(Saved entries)
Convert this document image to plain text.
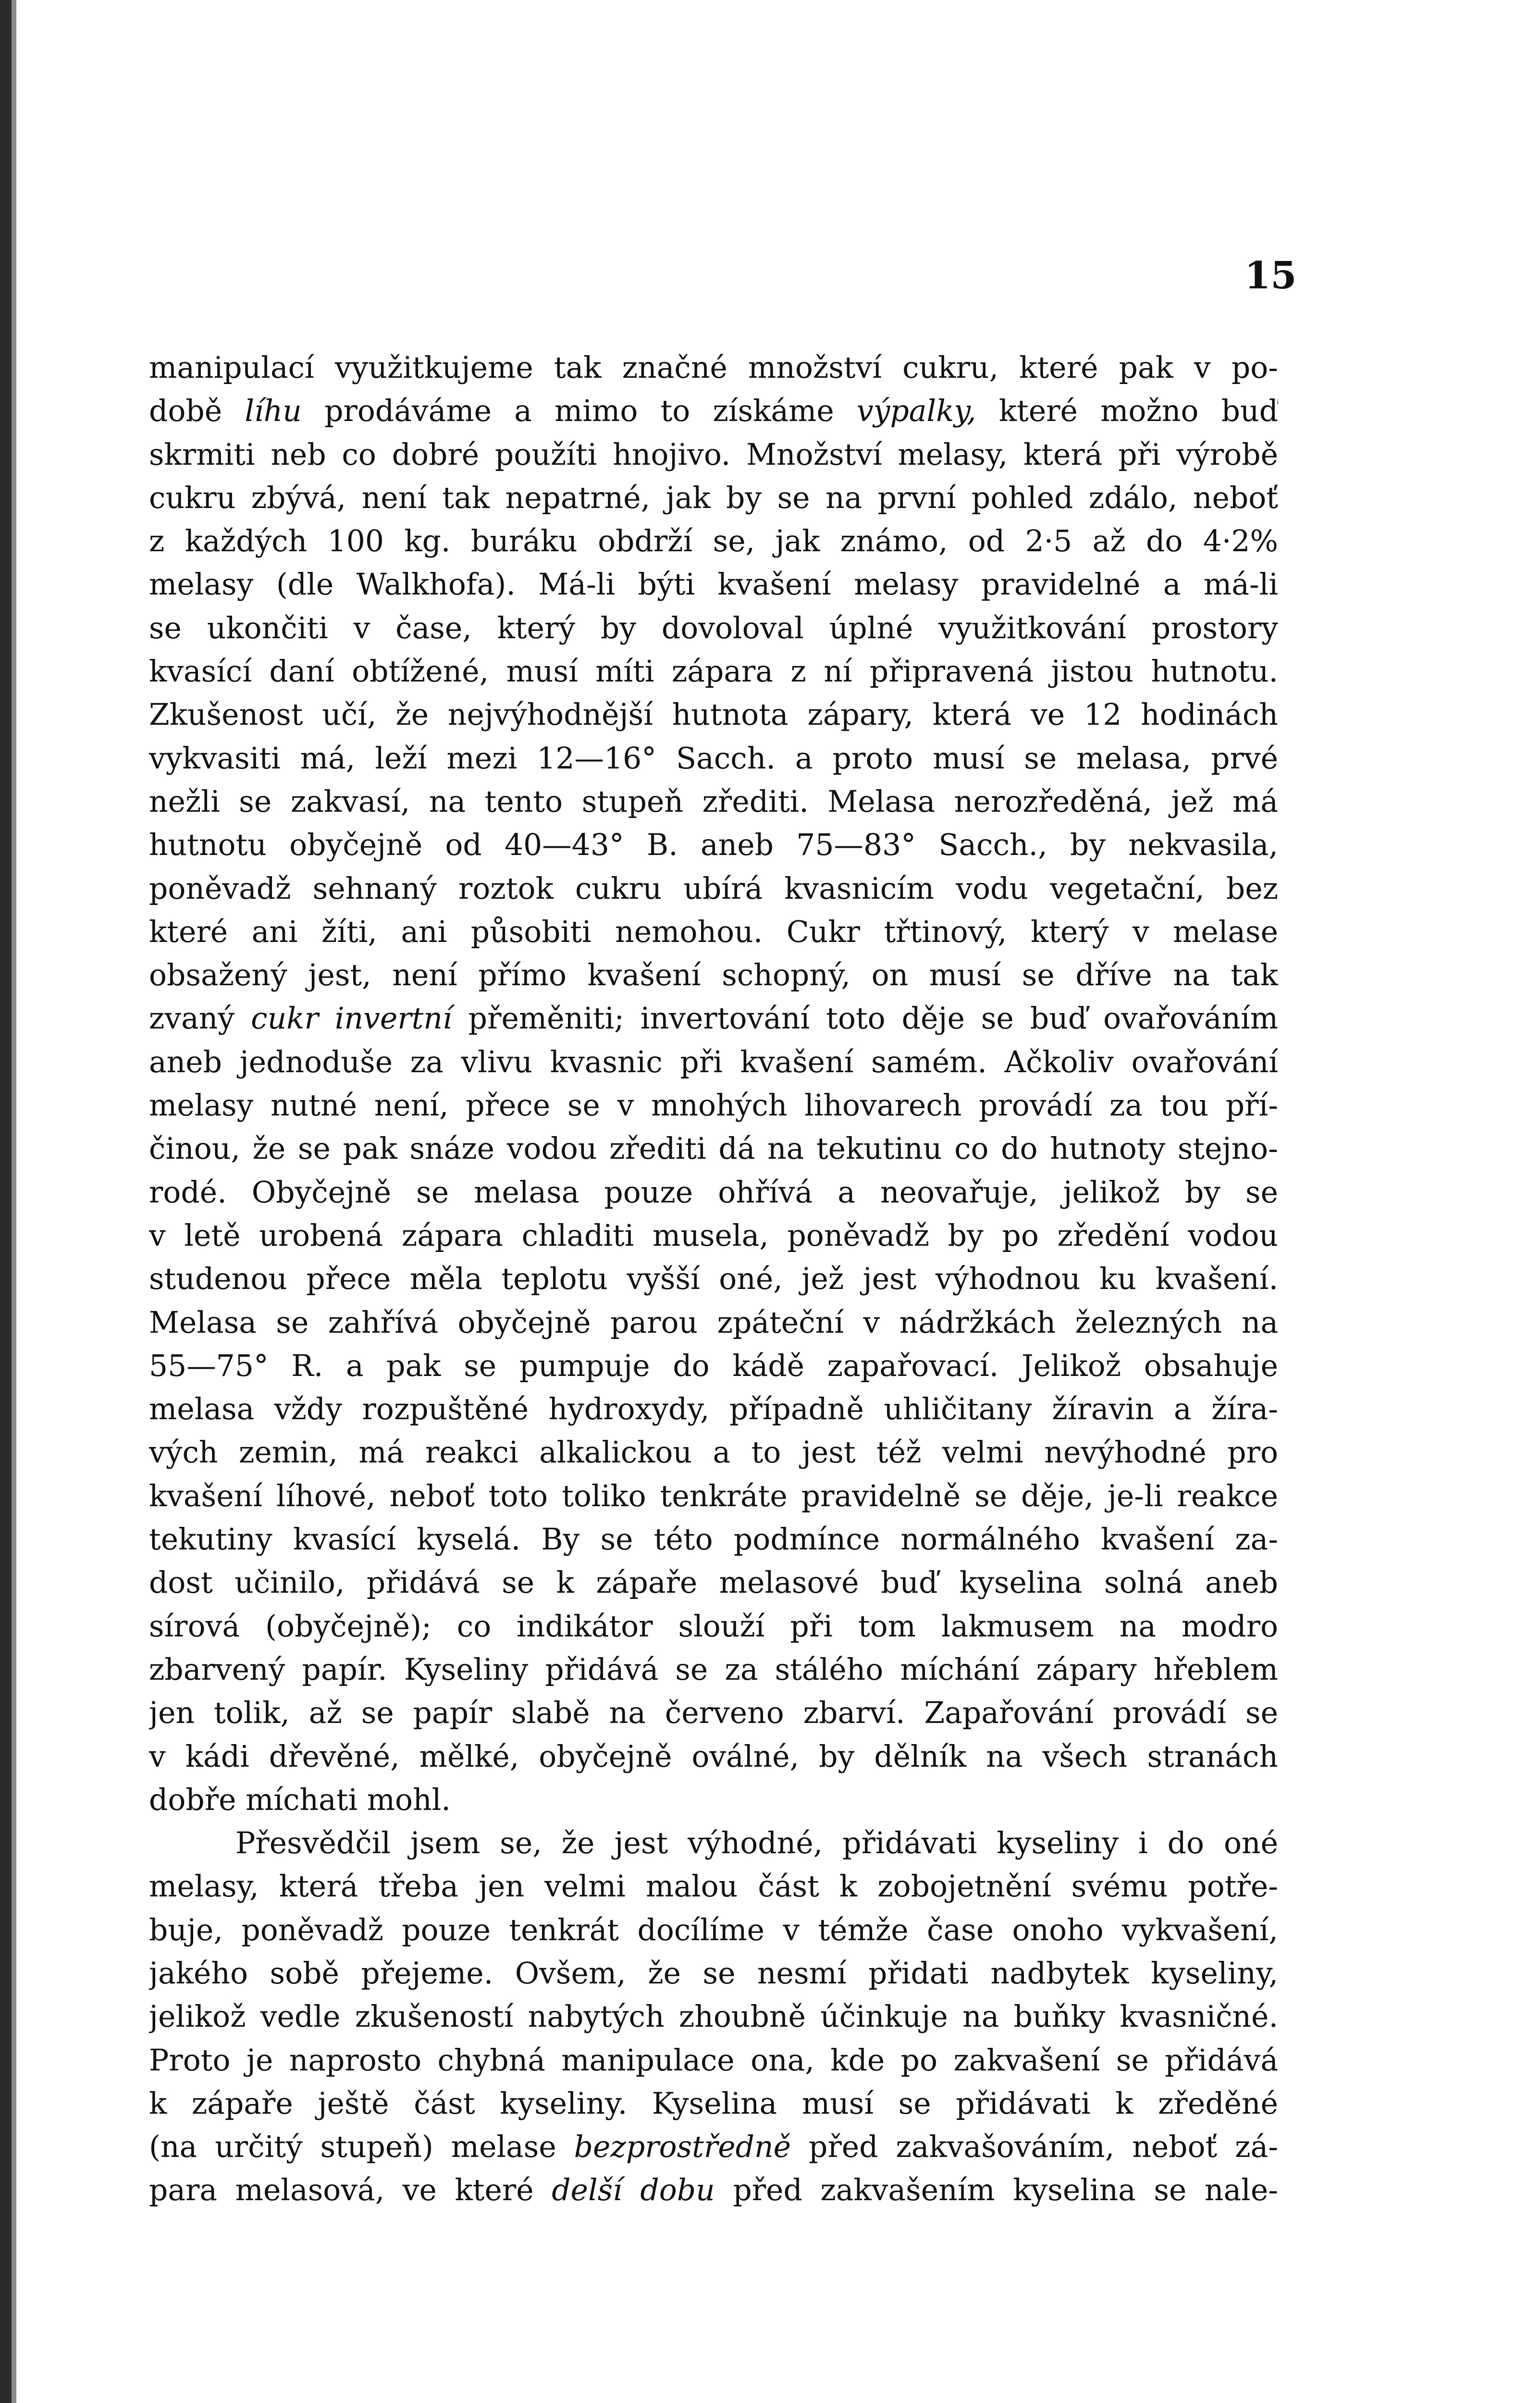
15
manipulací využitkujeme tak značné množství cukru, které pak v po-
době líhu prodáváme a mimo to získáme výpalky, které možno buď
skrmiti neb co dobré použíti hnojivo. Množství melasy, která při výrobě
cukru zbývá, není tak nepatrné, jak by se na první pohled zdálo, neboť
z každých 100 kg. buráku obdrží se, jak známo, od 2·5 až do 4·2%
melasy (dle Walkhofa). Má-li býti kvašení melasy pravidelné a má-li
se ukončiti v čase, který by dovoloval úplné využitkování prostory
kvasící daní obtížené, musí míti zápara z ní připravená jistou hutnotu.
Zkušenost učí, že nejvýhodnější hutnota zápary, která ve 12 hodinách
vykvasiti má, leží mezi 12—16° Sacch. a proto musí se melasa, prvé
nežli se zakvasí, na tento stupeň zřediti. Melasa nerozředěná, jež má
hutnotu obyčejně od 40—43° B. aneb 75—83° Sacch., by nekvasila,
poněvadž sehnaný roztok cukru ubírá kvasnicím vodu vegetační, bez
které ani žíti, ani působiti nemohou. Cukr třtinový, který v melase
obsažený jest, není přímo kvašení schopný, on musí se dříve na tak
zvaný cukr invertní přeměniti; invertování toto děje se buď ovařováním
aneb jednoduše za vlivu kvasnic při kvašení samém. Ačkoliv ovařování
melasy nutné není, přece se v mnohých lihovarech provádí za tou pří-
činou, že se pak snáze vodou zřediti dá na tekutinu co do hutnoty stejno-
rodé. Obyčejně se melasa pouze ohřívá a neovařuje, jelikož by se
v letě urobená zápara chladiti musela, poněvadž by po zředění vodou
studenou přece měla teplotu vyšší oné, jež jest výhodnou ku kvašení.
Melasa se zahřívá obyčejně parou zpáteční v nádržkách železných na
55—75° R. a pak se pumpuje do kádě zapařovací. Jelikož obsahuje
melasa vždy rozpuštěné hydroxydy, případně uhličitany žíravin a žíra-
vých zemin, má reakci alkalickou a to jest též velmi nevýhodné pro
kvašení líhové, neboť toto toliko tenkráte pravidelně se děje, je-li reakce
tekutiny kvasící kyselá. By se této podmínce normálného kvašení za-
dost učinilo, přidává se k zápaře melasové buď kyselina solná aneb
sírová (obyčejně); co indikátor slouží při tom lakmusem na modro
zbarvený papír. Kyseliny přidává se za stálého míchání zápary hřeblem
jen tolik, až se papír slabě na červeno zbarví. Zapařování provádí se
v kádi dřevěné, mělké, obyčejně oválné, by dělník na všech stranách
dobře míchati mohl.
Přesvědčil jsem se, že jest výhodné, přidávati kyseliny i do oné
melasy, která třeba jen velmi malou část k zobojetnění svému potře-
buje, poněvadž pouze tenkrát docílíme v témže čase onoho vykvašení,
jakého sobě přejeme. Ovšem, že se nesmí přidati nadbytek kyseliny,
jelikož vedle zkušeností nabytých zhoubně účinkuje na buňky kvasničné.
Proto je naprosto chybná manipulace ona, kde po zakvašení se přidává
k zápaře ještě část kyseliny. Kyselina musí se přidávati k zředěné
(na určitý stupeň) melase bezprostředně před zakvašováním, neboť zá-
para melasová, ve které delší dobu před zakvašením kyselina se nale-
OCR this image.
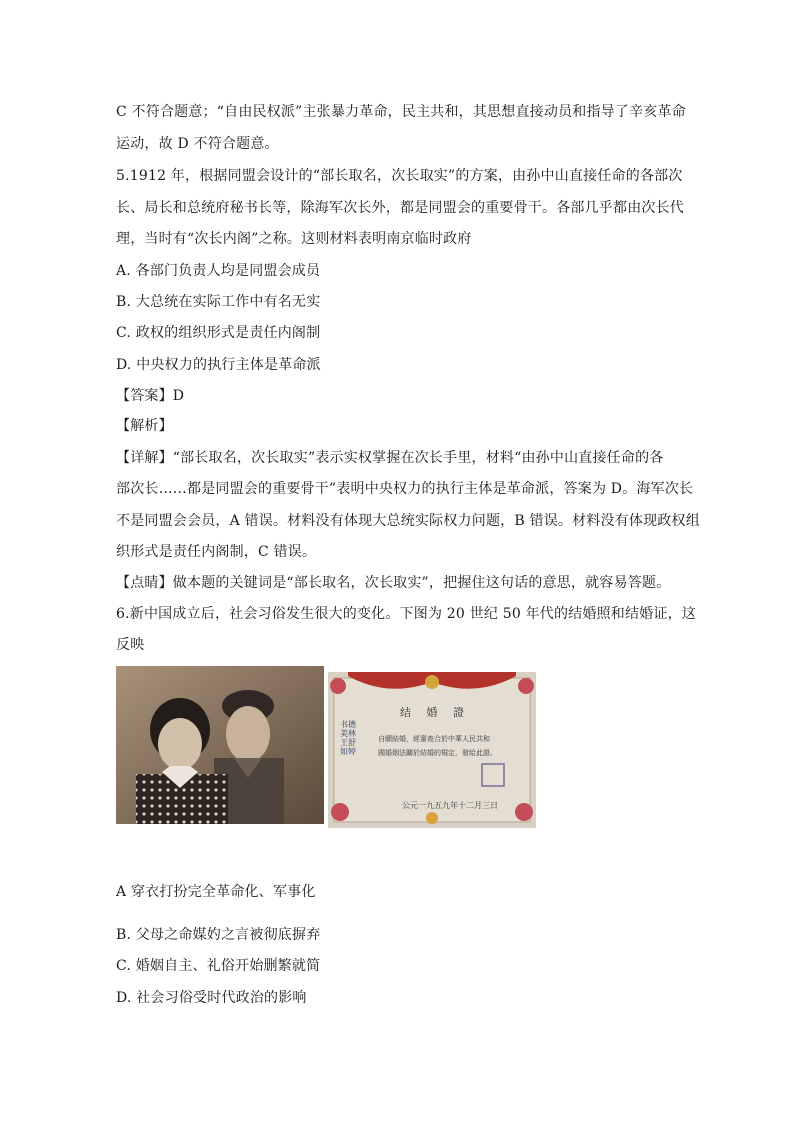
C 不符合题意；“自由民权派”主张暴力革命，民主共和，其思想直接动员和指导了辛亥革命
运动，故 D 不符合题意。
5.1912 年，根据同盟会设计的“部长取名，次长取实”的方案，由孙中山直接任命的各部次
长、局长和总统府秘书长等，除海军次长外，都是同盟会的重要骨干。各部几乎都由次长代
理，当时有“次长内阁”之称。这则材料表明南京临时政府
A. 各部门负责人均是同盟会成员
B. 大总统在实际工作中有名无实
C. 政权的组织形式是责任内阁制
D. 中央权力的执行主体是革命派
【答案】D
【解析】
【详解】“部长取名，次长取实”表示实权掌握在次长手里，材料“由孙中山直接任命的各
部次长……都是同盟会的重要骨干”表明中央权力的执行主体是革命派，答案为 D。海军次长
不是同盟会会员，A 错误。材料没有体现大总统实际权力问题，B 错误。材料没有体现政权组
织形式是责任内阁制，C 错误。
【点睛】做本题的关键词是“部长取名，次长取实”，把握住这句话的意思，就容易答题。
6.新中国成立后，社会习俗发生很大的变化。下图为 20 世纪 50 年代的结婚照和结婚证，这
反映
结 婚 證
书德美林 王舒如婷
自願結婚，經審查合於中華人民共和
國婚姻法關於結婚的規定，發給此證。
公元一九五九年十二月三日
A 穿衣打扮完全革命化、军事化
B. 父母之命媒妁之言被彻底摒弃
C. 婚姻自主、礼俗开始删繁就简
D. 社会习俗受时代政治的影响
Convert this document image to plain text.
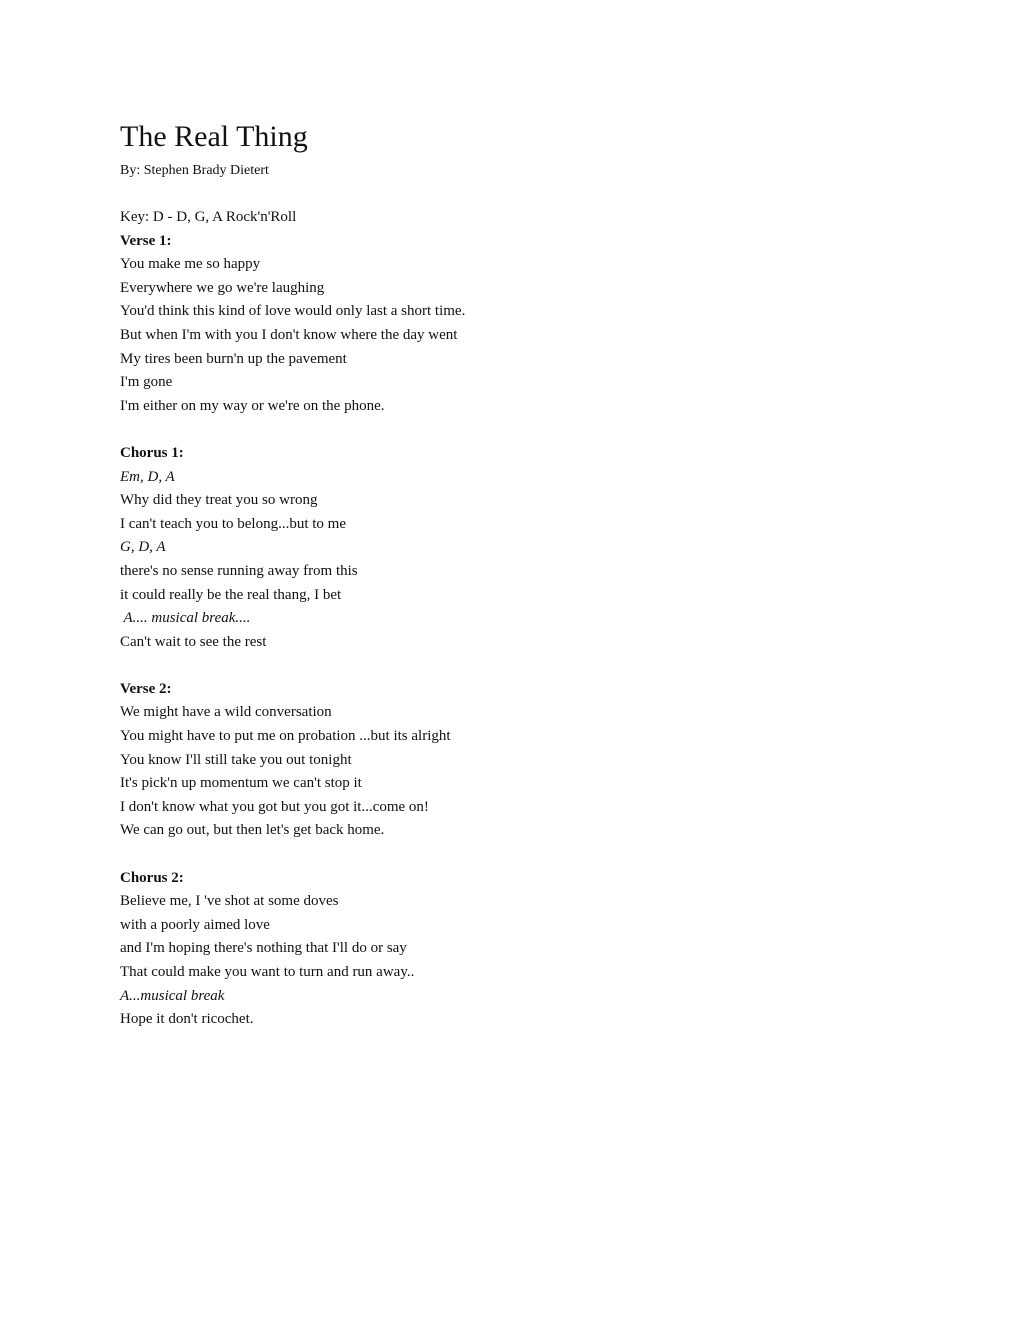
The Real Thing
By: Stephen Brady Dietert
Key: D - D, G, A Rock'n'Roll
Verse 1:
You make me so happy
Everywhere we go we're laughing
You'd think this kind of love would only last a short time.
But when I'm with you I don't know where the day went
My tires been burn'n up the pavement
I'm gone
I'm either on my way or we're on the phone.
Chorus 1:
Em, D, A
Why did they treat you so wrong
I can't teach you to belong...but to me
G, D, A
there's no sense running away from this
it could really be the real thang, I bet
A.... musical break....
Can't wait to see the rest
Verse 2:
We might have a wild conversation
You might have to put me on probation ...but its alright
You know I'll still take you out tonight
It's pick'n up momentum we can't stop it
I don't know what you got but you got it...come on!
We can go out, but then let's get back home.
Chorus 2:
Believe me, I 've shot at some doves
with a poorly aimed love
and I'm hoping there's nothing that I'll do or say
That could make you want to turn and run away..
A...musical break
Hope it don't ricochet.
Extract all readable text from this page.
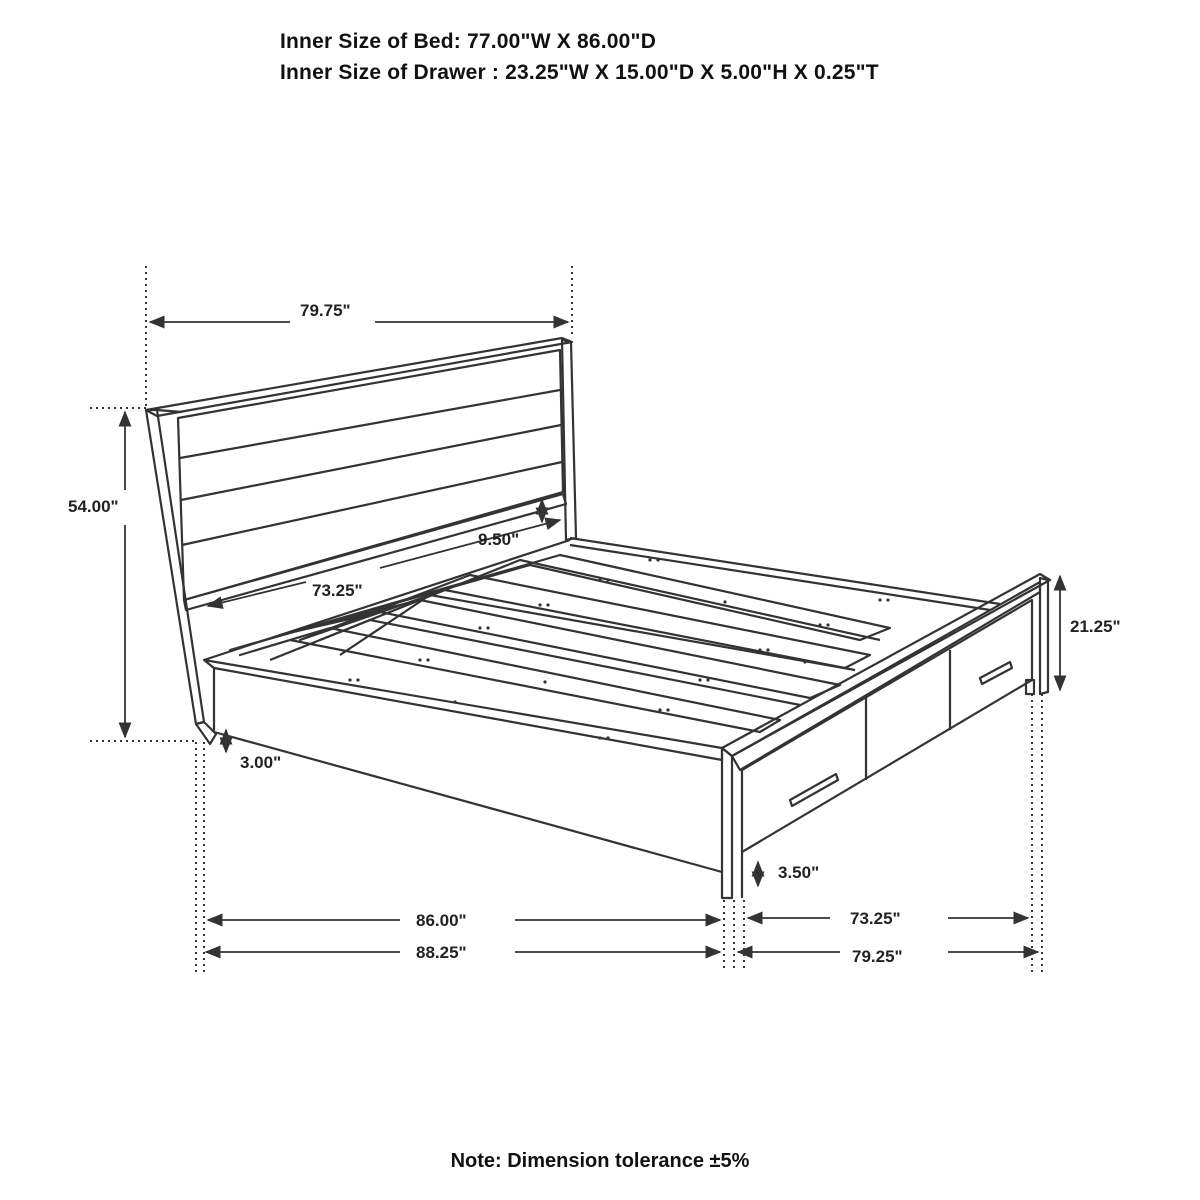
Inner Size of Bed: 77.00"W X 86.00"D
Inner Size of Drawer : 23.25"W X 15.00"D X 5.00"H X 0.25"T
79.75"
54.00"
9.50"
73.25"
3.00"
21.25"
3.50"
86.00"
88.25"
73.25"
79.25"
Note: Dimension tolerance ±5%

• **Problem description**: Copy every line of the listing that contains the word "this".

• **Final result**:
Convert this document image to plain text.
OCR this image.
Convert this document image to plain text.
You'd think this kind of love would only last a short time.
there's no sense running away from this
Extract all readable text from this page.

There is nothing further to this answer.